**What you will do**
Present the data once more in exactly its original form.

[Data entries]
>> BEGIN
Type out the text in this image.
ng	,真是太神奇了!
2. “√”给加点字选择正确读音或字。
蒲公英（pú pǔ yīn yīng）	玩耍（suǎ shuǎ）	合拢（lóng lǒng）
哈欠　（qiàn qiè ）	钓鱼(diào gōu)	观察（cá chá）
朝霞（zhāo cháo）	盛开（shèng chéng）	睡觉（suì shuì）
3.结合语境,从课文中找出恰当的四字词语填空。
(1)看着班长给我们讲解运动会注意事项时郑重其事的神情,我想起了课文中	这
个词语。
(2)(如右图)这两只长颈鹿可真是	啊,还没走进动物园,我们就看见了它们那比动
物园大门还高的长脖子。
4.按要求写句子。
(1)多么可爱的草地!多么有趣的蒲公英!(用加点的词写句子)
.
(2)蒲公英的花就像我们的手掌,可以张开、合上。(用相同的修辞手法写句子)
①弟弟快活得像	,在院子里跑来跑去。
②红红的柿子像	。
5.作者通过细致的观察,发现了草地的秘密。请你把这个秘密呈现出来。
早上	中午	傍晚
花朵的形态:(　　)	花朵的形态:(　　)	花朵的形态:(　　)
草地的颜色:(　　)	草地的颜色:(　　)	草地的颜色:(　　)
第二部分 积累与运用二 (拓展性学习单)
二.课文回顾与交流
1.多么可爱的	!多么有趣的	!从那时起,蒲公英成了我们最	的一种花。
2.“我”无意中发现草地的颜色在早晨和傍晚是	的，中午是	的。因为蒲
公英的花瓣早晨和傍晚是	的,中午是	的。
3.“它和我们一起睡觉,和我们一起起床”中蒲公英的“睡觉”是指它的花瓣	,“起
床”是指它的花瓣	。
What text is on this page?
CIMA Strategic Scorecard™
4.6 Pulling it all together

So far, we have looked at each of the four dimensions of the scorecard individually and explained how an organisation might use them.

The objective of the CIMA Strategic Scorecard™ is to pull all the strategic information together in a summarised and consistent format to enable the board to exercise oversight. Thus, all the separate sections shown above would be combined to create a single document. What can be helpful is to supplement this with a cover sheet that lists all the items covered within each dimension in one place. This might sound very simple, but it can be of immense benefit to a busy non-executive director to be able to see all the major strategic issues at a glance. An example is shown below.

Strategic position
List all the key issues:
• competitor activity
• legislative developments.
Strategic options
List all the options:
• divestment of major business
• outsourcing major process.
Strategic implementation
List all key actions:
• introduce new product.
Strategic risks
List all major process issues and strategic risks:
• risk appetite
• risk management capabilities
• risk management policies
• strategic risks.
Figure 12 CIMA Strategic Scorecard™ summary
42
>> END
**Expected answer**
Type out the text in this image.
ng	,真是太神奇了!
2. “√”给加点字选择正确读音或字。
蒲公英（pú pǔ yīn yīng）	玩耍（suǎ shuǎ）	合拢（lóng lǒng）
哈欠　（qiàn qiè ）	钓鱼(diào gōu)	观察（cá chá）
朝霞（zhāo cháo）	盛开（shèng chéng）	睡觉（suì shuì）
3.结合语境,从课文中找出恰当的四字词语填空。
(1)看着班长给我们讲解运动会注意事项时郑重其事的神情,我想起了课文中	这
个词语。
(2)(如右图)这两只长颈鹿可真是	啊,还没走进动物园,我们就看见了它们那比动
物园大门还高的长脖子。
4.按要求写句子。
(1)多么可爱的草地!多么有趣的蒲公英!(用加点的词写句子)
.
(2)蒲公英的花就像我们的手掌,可以张开、合上。(用相同的修辞手法写句子)
①弟弟快活得像	,在院子里跑来跑去。
②红红的柿子像	。
5.作者通过细致的观察,发现了草地的秘密。请你把这个秘密呈现出来。
早上	中午	傍晚
花朵的形态:(　　)	花朵的形态:(　　)	花朵的形态:(　　)
草地的颜色:(　　)	草地的颜色:(　　)	草地的颜色:(　　)
第二部分 积累与运用二 (拓展性学习单)
二.课文回顾与交流
1.多么可爱的	!多么有趣的	!从那时起,蒲公英成了我们最	的一种花。
2.“我”无意中发现草地的颜色在早晨和傍晚是	的，中午是	的。因为蒲
公英的花瓣早晨和傍晚是	的,中午是	的。
3.“它和我们一起睡觉,和我们一起起床”中蒲公英的“睡觉”是指它的花瓣	,“起
床”是指它的花瓣	。
What text is on this page?
CIMA Strategic Scorecard™
4.6 Pulling it all together

So far, we have looked at each of the four dimensions of the scorecard individually and explained how an organisation might use them.

The objective of the CIMA Strategic Scorecard™ is to pull all the strategic information together in a summarised and consistent format to enable the board to exercise oversight. Thus, all the separate sections shown above would be combined to create a single document. What can be helpful is to supplement this with a cover sheet that lists all the items covered within each dimension in one place. This might sound very simple, but it can be of immense benefit to a busy non-executive director to be able to see all the major strategic issues at a glance. An example is shown below.

Strategic position
List all the key issues:
• competitor activity
• legislative developments.
Strategic options
List all the options:
• divestment of major business
• outsourcing major process.
Strategic implementation
List all key actions:
• introduce new product.
Strategic risks
List all major process issues and strategic risks:
• risk appetite
• risk management capabilities
• risk management policies
• strategic risks.
Figure 12 CIMA Strategic Scorecard™ summary
42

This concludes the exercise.